Seattle-based Amazon will pay $300 million in cash for the company, or $11.50 a share, a 23 percent premium to the stock’s closing price Wednesday.

Newark, N.J.-based Audible offers 80,000 audiobooks and spoken-word products from magazines, radio shows and newspapers. It sells its digital files through its Web site and, since 2003, through Apple’s popular iTunes service.

The deal will add Audible’s products to Amazon’s digital-media offerings, which it has rolled out the last 16 months. Customers can download movies, TV shows and music from Amazon instead of getting them in the mail.

In the past, Amazon has sent customers who wanted to download audiobooks to the Web site of Audible. The acquisition would allow it to offer digital audiobooks on its site.

The move could also allow owners of the Kindle, Amazon’s electronic book reader, to download audiobooks directly to the device. Amazon introduced the Kindle to great fanfare late last year.

“The fact that the bottom of the Kindle has volume controls has always thrown me off,” said Evan Schnittman, vice president for business development and rights at Oxford University Press.

“But now there is a real coordination here that is clicking all of a sudden. This is just another step in making the Kindle a more universal product,” Schnittman said.

Steven Kessel, Amazon’s senior vice president for worldwide digital media, would not comment on how Amazon would use Audible or integrate audiobooks into its products.

“We think that Audible for many years has been providing the best customer experience in the spoken-word space,” he said. “Now being able to have that as part of the Amazon family is what gets us excited.”

Audible content is featured prominently on Apple’s iTunes, and Apple and Amazon are fiercely competing in digital-media downloads.

But the buyout won’t affect Audible’s agreement with Apple, which is to expire in late 2010, Audible Chief Executive Donald Katz told The Associated Press. Apple did not respond to a request for comment on the deal.

★ ★ ★ ★ ★ ★ ★

### Task list
1: Return the passage of the Amazon–Audible article starting at "Audible content is" and ending at "on the deal.", copied word for word.
2: Write the next part of the article on Amazon's purchase of Audible, beginning right after its final sentence.

### Data extract
★ ★ ★ ★ ★ ★ ★

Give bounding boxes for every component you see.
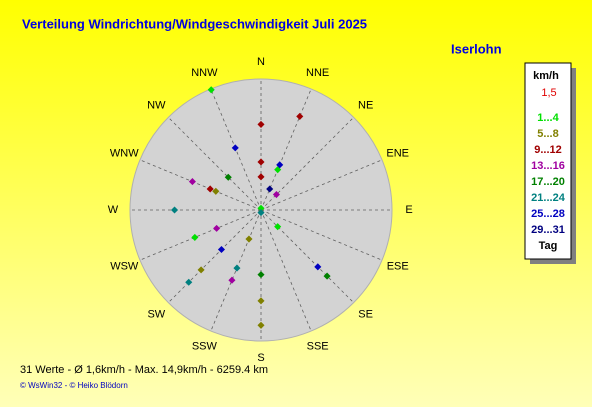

★ ★ ★ ★ ★ ★ ★

### Outputs
1:
Audible content is featured prominently on Apple’s iTunes, and Apple and Amazon are fiercely competing in digital-media downloads.

But the buyout won’t affect Audible’s agreement with Apple, which is to expire in late 2010, Audible Chief Executive Donald Katz told The Associated Press. Apple did not respond to a request for comment on the deal.

2:
The audiobook market had $923 million in sales in 2006, up 6 percent from 2005, according to the Audio Publishers Association. Internet downloads were 14 percent of sales, up from 9 percent in 2005.

Amazon and Audible could try to expand the online audiobook market by loosening the content-protection software on Audible’s downloads. The software is intended to reduce illicit copying but also makes it more difficult for consumers to transfer audiobooks between computers and other devices.

Audible was one of the first creators of the software known as digital-rights management, or DRM, which consumers often complain about.

“That is going to be one of the big questions,” said Michael Gartenberg, an analyst at Jupiter Research. “Can Amazon convince book publishers to do what music labels have done and get rid of DRM on these files to make them play across the board?”

Kessel of Amazon said it was “too early to tell” whether publishers were ready to make that leap. “We’ll have to continue to listen to the customer and work with content owners in this space to provide the best experience,” he said.

Amazon stock rose 4.7 percent, or $3.49, to $77.70 Thursday. Audible stock rose 22.4 percent, or $2.09, to $11.42.

Publishers Random House and Bertelsmann invested in Audible in 2000, as did Amazon, which at the time bought 5 percent of the company.